▶ Aim of the task
Produce an exact copy of all the records.
begin Records
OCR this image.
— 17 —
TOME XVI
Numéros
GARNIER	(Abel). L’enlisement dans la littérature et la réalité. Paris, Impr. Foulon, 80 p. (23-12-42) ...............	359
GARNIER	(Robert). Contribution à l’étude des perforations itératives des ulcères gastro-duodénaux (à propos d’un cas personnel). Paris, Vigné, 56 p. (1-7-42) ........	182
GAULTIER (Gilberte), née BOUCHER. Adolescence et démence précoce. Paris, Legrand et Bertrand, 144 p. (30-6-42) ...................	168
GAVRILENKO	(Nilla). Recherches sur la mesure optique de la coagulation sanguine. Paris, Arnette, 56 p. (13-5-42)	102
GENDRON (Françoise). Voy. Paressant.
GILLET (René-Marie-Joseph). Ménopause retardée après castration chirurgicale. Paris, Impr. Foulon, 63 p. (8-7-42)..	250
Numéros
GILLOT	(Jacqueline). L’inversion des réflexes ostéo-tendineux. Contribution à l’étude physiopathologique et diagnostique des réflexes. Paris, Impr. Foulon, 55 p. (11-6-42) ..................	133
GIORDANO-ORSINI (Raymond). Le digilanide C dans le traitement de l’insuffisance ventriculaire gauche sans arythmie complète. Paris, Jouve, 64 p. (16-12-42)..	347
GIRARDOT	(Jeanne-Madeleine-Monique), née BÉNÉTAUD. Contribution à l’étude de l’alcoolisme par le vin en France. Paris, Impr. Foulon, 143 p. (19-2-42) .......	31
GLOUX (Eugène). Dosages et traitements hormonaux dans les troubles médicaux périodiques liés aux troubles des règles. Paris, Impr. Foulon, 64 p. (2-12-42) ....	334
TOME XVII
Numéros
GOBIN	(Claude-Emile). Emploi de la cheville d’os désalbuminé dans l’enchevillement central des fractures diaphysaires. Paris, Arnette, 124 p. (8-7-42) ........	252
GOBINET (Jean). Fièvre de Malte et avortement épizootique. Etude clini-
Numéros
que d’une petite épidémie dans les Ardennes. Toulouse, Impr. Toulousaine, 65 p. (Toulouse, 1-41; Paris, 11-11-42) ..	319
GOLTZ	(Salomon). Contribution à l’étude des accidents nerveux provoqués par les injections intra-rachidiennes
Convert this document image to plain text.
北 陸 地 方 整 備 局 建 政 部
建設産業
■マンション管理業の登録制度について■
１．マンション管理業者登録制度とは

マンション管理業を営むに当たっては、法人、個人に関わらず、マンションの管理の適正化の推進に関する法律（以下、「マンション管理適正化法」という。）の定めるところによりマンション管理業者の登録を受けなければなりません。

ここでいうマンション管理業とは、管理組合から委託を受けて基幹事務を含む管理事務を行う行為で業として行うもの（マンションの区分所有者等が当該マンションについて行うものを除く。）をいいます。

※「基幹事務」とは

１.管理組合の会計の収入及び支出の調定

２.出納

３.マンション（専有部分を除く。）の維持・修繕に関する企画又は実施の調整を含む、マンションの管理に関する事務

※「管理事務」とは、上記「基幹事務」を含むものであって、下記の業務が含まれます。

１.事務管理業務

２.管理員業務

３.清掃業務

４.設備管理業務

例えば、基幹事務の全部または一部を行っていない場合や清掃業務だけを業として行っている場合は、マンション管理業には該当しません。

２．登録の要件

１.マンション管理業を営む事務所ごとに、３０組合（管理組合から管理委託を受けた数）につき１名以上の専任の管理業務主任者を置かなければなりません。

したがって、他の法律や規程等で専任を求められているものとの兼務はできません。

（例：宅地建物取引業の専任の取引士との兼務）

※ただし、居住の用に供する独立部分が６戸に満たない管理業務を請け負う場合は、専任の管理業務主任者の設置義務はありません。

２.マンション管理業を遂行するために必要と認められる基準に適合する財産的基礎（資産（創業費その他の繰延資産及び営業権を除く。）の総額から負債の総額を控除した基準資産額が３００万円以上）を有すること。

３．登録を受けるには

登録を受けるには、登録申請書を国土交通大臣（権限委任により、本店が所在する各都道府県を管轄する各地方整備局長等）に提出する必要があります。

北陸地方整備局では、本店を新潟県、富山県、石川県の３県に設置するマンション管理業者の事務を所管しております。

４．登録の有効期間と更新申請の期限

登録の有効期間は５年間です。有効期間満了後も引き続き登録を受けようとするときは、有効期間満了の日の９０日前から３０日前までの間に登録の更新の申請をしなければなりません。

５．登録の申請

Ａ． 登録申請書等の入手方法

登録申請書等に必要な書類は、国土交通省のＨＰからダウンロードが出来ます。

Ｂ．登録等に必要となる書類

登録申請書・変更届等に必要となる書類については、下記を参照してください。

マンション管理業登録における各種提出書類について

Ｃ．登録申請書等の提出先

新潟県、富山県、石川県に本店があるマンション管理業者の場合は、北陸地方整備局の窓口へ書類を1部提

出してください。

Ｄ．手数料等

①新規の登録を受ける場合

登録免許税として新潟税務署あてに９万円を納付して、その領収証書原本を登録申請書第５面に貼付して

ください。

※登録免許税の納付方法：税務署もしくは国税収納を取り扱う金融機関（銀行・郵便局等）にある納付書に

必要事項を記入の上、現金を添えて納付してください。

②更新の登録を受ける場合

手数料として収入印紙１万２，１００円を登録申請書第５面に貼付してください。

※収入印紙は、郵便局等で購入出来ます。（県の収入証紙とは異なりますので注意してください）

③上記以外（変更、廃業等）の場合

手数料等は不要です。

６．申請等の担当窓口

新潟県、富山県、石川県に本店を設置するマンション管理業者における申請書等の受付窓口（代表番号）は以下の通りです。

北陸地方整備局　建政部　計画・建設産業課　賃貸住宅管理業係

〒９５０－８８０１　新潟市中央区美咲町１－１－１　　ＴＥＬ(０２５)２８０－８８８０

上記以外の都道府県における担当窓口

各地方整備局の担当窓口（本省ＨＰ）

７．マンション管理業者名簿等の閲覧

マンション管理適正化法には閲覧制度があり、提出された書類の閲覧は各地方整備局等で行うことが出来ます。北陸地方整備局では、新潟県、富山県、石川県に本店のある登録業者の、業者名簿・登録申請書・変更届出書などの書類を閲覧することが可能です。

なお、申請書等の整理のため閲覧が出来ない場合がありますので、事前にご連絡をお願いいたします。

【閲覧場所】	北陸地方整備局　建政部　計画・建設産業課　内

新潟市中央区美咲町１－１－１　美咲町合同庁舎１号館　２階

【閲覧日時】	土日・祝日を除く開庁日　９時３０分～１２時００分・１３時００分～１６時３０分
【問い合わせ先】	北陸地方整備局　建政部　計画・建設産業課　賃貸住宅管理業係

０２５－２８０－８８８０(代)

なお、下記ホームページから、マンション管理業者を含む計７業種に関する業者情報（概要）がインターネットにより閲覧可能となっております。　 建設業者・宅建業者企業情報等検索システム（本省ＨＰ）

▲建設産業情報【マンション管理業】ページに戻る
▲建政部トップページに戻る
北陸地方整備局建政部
end Records
▶ Response
OCR this image.
— 17 —
TOME XVI
Numéros
GARNIER	(Abel). L’enlisement dans la littérature et la réalité. Paris, Impr. Foulon, 80 p. (23-12-42) ...............	359
GARNIER	(Robert). Contribution à l’étude des perforations itératives des ulcères gastro-duodénaux (à propos d’un cas personnel). Paris, Vigné, 56 p. (1-7-42) ........	182
GAULTIER (Gilberte), née BOUCHER. Adolescence et démence précoce. Paris, Legrand et Bertrand, 144 p. (30-6-42) ...................	168
GAVRILENKO	(Nilla). Recherches sur la mesure optique de la coagulation sanguine. Paris, Arnette, 56 p. (13-5-42)	102
GENDRON (Françoise). Voy. Paressant.
GILLET (René-Marie-Joseph). Ménopause retardée après castration chirurgicale. Paris, Impr. Foulon, 63 p. (8-7-42)..	250
Numéros
GILLOT	(Jacqueline). L’inversion des réflexes ostéo-tendineux. Contribution à l’étude physiopathologique et diagnostique des réflexes. Paris, Impr. Foulon, 55 p. (11-6-42) ..................	133
GIORDANO-ORSINI (Raymond). Le digilanide C dans le traitement de l’insuffisance ventriculaire gauche sans arythmie complète. Paris, Jouve, 64 p. (16-12-42)..	347
GIRARDOT	(Jeanne-Madeleine-Monique), née BÉNÉTAUD. Contribution à l’étude de l’alcoolisme par le vin en France. Paris, Impr. Foulon, 143 p. (19-2-42) .......	31
GLOUX (Eugène). Dosages et traitements hormonaux dans les troubles médicaux périodiques liés aux troubles des règles. Paris, Impr. Foulon, 64 p. (2-12-42) ....	334
TOME XVII
Numéros
GOBIN	(Claude-Emile). Emploi de la cheville d’os désalbuminé dans l’enchevillement central des fractures diaphysaires. Paris, Arnette, 124 p. (8-7-42) ........	252
GOBINET (Jean). Fièvre de Malte et avortement épizootique. Etude clini-
Numéros
que d’une petite épidémie dans les Ardennes. Toulouse, Impr. Toulousaine, 65 p. (Toulouse, 1-41; Paris, 11-11-42) ..	319
GOLTZ	(Salomon). Contribution à l’étude des accidents nerveux provoqués par les injections intra-rachidiennes
Convert this document image to plain text.
北 陸 地 方 整 備 局 建 政 部
建設産業
■マンション管理業の登録制度について■
１．マンション管理業者登録制度とは

マンション管理業を営むに当たっては、法人、個人に関わらず、マンションの管理の適正化の推進に関する法律（以下、「マンション管理適正化法」という。）の定めるところによりマンション管理業者の登録を受けなければなりません。

ここでいうマンション管理業とは、管理組合から委託を受けて基幹事務を含む管理事務を行う行為で業として行うもの（マンションの区分所有者等が当該マンションについて行うものを除く。）をいいます。

※「基幹事務」とは

１.管理組合の会計の収入及び支出の調定

２.出納

３.マンション（専有部分を除く。）の維持・修繕に関する企画又は実施の調整を含む、マンションの管理に関する事務

※「管理事務」とは、上記「基幹事務」を含むものであって、下記の業務が含まれます。

１.事務管理業務

２.管理員業務

３.清掃業務

４.設備管理業務

例えば、基幹事務の全部または一部を行っていない場合や清掃業務だけを業として行っている場合は、マンション管理業には該当しません。

２．登録の要件

１.マンション管理業を営む事務所ごとに、３０組合（管理組合から管理委託を受けた数）につき１名以上の専任の管理業務主任者を置かなければなりません。

したがって、他の法律や規程等で専任を求められているものとの兼務はできません。

（例：宅地建物取引業の専任の取引士との兼務）

※ただし、居住の用に供する独立部分が６戸に満たない管理業務を請け負う場合は、専任の管理業務主任者の設置義務はありません。

２.マンション管理業を遂行するために必要と認められる基準に適合する財産的基礎（資産（創業費その他の繰延資産及び営業権を除く。）の総額から負債の総額を控除した基準資産額が３００万円以上）を有すること。

３．登録を受けるには

登録を受けるには、登録申請書を国土交通大臣（権限委任により、本店が所在する各都道府県を管轄する各地方整備局長等）に提出する必要があります。

北陸地方整備局では、本店を新潟県、富山県、石川県の３県に設置するマンション管理業者の事務を所管しております。

４．登録の有効期間と更新申請の期限

登録の有効期間は５年間です。有効期間満了後も引き続き登録を受けようとするときは、有効期間満了の日の９０日前から３０日前までの間に登録の更新の申請をしなければなりません。

５．登録の申請

Ａ． 登録申請書等の入手方法

登録申請書等に必要な書類は、国土交通省のＨＰからダウンロードが出来ます。

Ｂ．登録等に必要となる書類

登録申請書・変更届等に必要となる書類については、下記を参照してください。

マンション管理業登録における各種提出書類について

Ｃ．登録申請書等の提出先

新潟県、富山県、石川県に本店があるマンション管理業者の場合は、北陸地方整備局の窓口へ書類を1部提

出してください。

Ｄ．手数料等

①新規の登録を受ける場合

登録免許税として新潟税務署あてに９万円を納付して、その領収証書原本を登録申請書第５面に貼付して

ください。

※登録免許税の納付方法：税務署もしくは国税収納を取り扱う金融機関（銀行・郵便局等）にある納付書に

必要事項を記入の上、現金を添えて納付してください。

②更新の登録を受ける場合

手数料として収入印紙１万２，１００円を登録申請書第５面に貼付してください。

※収入印紙は、郵便局等で購入出来ます。（県の収入証紙とは異なりますので注意してください）

③上記以外（変更、廃業等）の場合

手数料等は不要です。

６．申請等の担当窓口

新潟県、富山県、石川県に本店を設置するマンション管理業者における申請書等の受付窓口（代表番号）は以下の通りです。

北陸地方整備局　建政部　計画・建設産業課　賃貸住宅管理業係

〒９５０－８８０１　新潟市中央区美咲町１－１－１　　ＴＥＬ(０２５)２８０－８８８０

上記以外の都道府県における担当窓口

各地方整備局の担当窓口（本省ＨＰ）

７．マンション管理業者名簿等の閲覧

マンション管理適正化法には閲覧制度があり、提出された書類の閲覧は各地方整備局等で行うことが出来ます。北陸地方整備局では、新潟県、富山県、石川県に本店のある登録業者の、業者名簿・登録申請書・変更届出書などの書類を閲覧することが可能です。

なお、申請書等の整理のため閲覧が出来ない場合がありますので、事前にご連絡をお願いいたします。

【閲覧場所】	北陸地方整備局　建政部　計画・建設産業課　内

新潟市中央区美咲町１－１－１　美咲町合同庁舎１号館　２階

【閲覧日時】	土日・祝日を除く開庁日　９時３０分～１２時００分・１３時００分～１６時３０分
【問い合わせ先】	北陸地方整備局　建政部　計画・建設産業課　賃貸住宅管理業係

０２５－２８０－８８８０(代)

なお、下記ホームページから、マンション管理業者を含む計７業種に関する業者情報（概要）がインターネットにより閲覧可能となっております。　 建設業者・宅建業者企業情報等検索システム（本省ＨＰ）

▲建設産業情報【マンション管理業】ページに戻る
▲建政部トップページに戻る
北陸地方整備局建政部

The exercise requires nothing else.